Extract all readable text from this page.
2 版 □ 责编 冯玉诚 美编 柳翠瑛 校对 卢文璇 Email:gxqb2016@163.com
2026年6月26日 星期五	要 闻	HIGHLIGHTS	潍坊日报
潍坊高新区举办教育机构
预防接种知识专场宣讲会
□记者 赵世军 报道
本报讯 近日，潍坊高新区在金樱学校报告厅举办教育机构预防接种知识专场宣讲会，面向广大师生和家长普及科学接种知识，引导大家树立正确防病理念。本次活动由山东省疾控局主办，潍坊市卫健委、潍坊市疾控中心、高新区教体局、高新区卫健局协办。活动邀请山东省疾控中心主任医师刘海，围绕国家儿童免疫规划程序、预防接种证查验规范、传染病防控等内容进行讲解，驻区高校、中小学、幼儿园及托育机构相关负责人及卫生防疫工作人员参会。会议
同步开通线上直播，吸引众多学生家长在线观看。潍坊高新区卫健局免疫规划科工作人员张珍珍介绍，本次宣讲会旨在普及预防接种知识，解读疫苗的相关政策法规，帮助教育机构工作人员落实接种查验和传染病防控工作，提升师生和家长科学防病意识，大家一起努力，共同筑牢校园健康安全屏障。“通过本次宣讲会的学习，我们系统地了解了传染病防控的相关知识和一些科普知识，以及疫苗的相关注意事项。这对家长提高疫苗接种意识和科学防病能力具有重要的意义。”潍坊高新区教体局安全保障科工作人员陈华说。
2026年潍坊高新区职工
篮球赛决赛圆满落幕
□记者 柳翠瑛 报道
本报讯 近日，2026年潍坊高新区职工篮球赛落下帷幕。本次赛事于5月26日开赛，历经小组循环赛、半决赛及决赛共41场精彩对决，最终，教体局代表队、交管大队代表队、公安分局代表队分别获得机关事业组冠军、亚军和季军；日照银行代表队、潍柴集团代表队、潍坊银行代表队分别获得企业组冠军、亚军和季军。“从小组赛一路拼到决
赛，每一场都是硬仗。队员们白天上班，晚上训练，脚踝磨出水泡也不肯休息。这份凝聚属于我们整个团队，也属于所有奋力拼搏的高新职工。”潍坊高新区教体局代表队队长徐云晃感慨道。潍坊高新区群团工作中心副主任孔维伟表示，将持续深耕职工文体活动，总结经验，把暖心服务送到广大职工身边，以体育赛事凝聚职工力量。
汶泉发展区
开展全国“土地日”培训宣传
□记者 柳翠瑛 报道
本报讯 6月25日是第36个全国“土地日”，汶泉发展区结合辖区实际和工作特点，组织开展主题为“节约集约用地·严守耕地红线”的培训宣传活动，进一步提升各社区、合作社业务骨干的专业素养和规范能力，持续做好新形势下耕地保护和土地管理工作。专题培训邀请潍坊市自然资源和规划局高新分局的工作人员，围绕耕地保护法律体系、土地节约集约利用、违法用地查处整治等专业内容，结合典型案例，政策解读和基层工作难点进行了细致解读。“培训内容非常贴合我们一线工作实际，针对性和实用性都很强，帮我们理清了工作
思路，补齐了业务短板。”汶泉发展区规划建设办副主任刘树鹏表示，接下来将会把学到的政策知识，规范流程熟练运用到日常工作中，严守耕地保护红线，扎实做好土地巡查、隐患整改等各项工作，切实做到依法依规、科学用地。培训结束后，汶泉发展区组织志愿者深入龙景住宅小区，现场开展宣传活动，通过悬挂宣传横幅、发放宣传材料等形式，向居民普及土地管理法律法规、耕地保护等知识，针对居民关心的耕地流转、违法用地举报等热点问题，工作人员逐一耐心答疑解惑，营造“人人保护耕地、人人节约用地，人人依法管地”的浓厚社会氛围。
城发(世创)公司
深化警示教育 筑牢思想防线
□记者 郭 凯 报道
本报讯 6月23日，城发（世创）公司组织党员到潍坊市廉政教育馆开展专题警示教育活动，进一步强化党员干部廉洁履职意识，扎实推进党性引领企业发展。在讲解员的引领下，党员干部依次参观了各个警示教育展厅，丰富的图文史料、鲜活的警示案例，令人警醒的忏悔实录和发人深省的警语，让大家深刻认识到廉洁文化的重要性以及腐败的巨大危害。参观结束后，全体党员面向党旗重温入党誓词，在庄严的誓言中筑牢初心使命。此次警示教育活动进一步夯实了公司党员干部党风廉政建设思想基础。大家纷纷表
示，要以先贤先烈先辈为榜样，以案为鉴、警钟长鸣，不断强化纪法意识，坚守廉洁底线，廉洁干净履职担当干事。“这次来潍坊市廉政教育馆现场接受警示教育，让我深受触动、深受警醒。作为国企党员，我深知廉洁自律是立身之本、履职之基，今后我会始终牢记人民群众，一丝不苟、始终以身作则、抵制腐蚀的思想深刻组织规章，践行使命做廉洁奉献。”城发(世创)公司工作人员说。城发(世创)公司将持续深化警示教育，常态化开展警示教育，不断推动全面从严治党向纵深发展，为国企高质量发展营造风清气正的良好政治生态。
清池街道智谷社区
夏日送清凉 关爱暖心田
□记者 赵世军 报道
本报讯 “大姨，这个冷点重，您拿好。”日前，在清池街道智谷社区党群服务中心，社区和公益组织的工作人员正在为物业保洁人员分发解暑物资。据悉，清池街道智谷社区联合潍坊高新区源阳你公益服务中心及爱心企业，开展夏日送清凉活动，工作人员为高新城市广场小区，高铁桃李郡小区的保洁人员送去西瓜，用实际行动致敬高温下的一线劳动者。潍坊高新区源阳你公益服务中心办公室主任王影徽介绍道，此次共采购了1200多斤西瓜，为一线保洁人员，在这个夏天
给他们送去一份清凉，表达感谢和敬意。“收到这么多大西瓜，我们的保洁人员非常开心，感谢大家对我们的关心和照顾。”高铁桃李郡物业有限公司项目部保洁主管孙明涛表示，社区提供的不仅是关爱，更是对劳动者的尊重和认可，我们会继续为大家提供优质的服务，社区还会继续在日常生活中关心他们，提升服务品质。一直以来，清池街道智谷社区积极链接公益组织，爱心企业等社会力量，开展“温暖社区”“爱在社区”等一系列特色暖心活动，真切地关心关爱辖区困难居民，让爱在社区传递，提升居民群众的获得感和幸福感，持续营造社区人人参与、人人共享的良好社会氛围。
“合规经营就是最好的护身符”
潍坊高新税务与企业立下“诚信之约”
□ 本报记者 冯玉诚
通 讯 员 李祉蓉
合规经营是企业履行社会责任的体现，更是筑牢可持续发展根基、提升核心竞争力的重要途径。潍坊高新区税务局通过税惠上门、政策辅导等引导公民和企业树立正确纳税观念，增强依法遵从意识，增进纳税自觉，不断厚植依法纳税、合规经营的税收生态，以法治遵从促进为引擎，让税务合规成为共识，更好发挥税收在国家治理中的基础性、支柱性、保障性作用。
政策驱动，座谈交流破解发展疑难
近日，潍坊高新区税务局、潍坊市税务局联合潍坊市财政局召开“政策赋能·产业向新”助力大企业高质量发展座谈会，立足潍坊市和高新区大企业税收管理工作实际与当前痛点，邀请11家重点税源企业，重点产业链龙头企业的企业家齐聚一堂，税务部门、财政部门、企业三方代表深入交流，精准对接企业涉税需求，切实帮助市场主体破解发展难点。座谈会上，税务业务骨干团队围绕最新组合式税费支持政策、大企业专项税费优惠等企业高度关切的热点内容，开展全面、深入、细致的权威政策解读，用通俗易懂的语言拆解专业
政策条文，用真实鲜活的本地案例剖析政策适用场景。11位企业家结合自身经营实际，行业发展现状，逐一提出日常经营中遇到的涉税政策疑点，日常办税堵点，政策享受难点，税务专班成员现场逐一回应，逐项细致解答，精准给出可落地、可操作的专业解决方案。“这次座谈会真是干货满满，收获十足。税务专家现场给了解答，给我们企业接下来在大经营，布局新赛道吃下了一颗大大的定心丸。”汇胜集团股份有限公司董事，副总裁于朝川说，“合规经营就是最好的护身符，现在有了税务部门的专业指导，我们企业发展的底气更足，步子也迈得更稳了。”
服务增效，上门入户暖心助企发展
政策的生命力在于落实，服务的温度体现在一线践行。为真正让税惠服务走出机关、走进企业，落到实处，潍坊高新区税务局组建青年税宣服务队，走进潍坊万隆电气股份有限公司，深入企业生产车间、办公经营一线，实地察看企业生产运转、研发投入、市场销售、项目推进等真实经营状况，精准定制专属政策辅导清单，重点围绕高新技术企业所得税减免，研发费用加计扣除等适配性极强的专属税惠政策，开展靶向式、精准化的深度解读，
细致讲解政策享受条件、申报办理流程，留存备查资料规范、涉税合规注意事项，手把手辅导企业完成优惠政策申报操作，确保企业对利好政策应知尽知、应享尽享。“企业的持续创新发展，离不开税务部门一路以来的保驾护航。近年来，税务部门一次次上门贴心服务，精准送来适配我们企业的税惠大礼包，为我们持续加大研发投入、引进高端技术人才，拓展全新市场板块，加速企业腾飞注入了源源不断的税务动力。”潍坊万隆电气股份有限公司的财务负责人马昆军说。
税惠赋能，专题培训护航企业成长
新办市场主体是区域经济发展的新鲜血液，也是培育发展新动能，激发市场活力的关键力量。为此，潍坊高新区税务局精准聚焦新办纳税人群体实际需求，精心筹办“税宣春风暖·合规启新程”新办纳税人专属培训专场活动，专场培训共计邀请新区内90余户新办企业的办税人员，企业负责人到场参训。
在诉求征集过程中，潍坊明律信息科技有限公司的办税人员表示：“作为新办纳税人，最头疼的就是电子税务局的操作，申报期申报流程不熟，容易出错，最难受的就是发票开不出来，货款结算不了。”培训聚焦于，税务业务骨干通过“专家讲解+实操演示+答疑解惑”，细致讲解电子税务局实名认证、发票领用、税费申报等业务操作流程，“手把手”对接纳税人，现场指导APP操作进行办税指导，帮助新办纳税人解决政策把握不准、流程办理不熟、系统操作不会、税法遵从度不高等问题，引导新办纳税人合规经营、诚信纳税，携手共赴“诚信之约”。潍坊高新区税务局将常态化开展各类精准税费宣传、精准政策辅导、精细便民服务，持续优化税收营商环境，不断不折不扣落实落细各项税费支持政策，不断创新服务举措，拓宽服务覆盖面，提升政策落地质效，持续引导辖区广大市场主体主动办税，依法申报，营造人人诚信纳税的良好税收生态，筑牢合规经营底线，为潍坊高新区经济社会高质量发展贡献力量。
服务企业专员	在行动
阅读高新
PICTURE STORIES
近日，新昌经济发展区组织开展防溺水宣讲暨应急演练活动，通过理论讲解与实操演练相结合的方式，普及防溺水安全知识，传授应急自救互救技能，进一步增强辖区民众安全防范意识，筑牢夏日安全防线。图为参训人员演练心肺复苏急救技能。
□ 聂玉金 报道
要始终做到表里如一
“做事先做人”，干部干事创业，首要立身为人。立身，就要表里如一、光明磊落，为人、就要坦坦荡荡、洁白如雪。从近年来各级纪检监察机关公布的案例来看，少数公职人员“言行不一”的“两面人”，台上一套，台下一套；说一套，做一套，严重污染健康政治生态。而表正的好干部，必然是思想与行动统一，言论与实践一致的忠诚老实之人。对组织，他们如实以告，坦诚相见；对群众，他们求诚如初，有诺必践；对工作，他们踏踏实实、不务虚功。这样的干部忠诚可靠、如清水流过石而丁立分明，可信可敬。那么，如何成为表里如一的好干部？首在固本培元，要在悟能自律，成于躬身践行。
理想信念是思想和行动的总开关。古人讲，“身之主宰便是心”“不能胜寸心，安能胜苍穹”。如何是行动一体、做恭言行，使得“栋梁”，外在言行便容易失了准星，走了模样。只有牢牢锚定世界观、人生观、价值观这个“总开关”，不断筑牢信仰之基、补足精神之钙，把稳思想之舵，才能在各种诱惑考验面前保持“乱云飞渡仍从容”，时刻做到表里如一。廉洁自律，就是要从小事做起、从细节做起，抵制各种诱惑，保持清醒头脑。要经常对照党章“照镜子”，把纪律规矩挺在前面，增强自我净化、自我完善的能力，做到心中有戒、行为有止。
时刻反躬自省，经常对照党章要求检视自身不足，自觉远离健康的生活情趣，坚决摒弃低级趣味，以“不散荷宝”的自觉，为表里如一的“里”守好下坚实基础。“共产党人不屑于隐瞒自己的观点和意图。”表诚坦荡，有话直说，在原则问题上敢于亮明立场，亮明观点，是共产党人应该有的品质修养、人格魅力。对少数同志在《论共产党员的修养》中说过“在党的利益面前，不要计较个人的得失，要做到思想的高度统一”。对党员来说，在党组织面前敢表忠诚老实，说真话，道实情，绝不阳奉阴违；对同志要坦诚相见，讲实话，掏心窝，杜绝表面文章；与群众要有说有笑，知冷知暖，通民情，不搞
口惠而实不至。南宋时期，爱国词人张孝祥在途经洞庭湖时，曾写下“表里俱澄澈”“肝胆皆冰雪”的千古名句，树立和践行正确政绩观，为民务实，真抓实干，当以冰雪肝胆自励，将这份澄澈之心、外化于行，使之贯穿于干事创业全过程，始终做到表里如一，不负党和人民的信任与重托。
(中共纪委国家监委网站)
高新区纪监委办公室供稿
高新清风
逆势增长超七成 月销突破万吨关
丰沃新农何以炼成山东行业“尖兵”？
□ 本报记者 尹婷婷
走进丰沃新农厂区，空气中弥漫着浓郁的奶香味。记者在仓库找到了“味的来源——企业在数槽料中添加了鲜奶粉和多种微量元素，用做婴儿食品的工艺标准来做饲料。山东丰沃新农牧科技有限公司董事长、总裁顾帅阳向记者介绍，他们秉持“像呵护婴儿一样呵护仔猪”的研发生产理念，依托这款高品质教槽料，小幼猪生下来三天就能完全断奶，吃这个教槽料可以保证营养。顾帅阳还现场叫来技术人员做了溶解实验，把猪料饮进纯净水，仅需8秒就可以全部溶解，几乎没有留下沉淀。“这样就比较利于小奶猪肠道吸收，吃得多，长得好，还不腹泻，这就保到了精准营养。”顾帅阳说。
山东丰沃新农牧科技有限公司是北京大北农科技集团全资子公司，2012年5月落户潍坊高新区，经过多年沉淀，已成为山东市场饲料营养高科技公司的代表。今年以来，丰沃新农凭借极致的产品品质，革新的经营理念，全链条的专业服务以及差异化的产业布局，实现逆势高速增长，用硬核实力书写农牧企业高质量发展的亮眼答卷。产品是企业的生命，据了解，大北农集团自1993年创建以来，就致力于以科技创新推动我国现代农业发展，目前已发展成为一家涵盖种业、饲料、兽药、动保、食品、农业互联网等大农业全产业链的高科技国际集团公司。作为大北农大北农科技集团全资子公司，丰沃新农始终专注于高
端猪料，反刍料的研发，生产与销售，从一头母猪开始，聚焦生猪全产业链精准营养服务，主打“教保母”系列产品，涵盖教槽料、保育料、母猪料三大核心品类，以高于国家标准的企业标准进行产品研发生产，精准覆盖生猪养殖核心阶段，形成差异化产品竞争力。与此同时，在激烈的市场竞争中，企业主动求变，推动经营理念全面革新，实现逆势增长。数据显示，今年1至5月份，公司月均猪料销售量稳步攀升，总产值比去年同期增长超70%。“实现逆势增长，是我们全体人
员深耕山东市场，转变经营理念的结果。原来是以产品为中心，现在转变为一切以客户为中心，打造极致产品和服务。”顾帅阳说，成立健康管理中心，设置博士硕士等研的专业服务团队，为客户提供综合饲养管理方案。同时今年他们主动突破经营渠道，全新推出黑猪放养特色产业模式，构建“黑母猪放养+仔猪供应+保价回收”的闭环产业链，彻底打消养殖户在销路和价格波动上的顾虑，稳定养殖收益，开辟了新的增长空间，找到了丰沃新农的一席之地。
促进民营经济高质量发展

● **Objective**: Extract all lines of the records above that include "合规经营就是最好的护身符".

● **Reply to the task**:
“合规经营就是最好的护身符”
政策条文，用真实鲜活的本地案例剖析政策适用场景。11位企业家结合自身经营实际，行业发展现状，逐一提出日常经营中遇到的涉税政策疑点，日常办税堵点，政策享受难点，税务专班成员现场逐一回应，逐项细致解答，精准给出可落地、可操作的专业解决方案。“这次座谈会真是干货满满，收获十足。税务专家现场给了解答，给我们企业接下来在大经营，布局新赛道吃下了一颗大大的定心丸。”汇胜集团股份有限公司董事，副总裁于朝川说，“合规经营就是最好的护身符，现在有了税务部门的专业指导，我们企业发展的底气更足，步子也迈得更稳了。”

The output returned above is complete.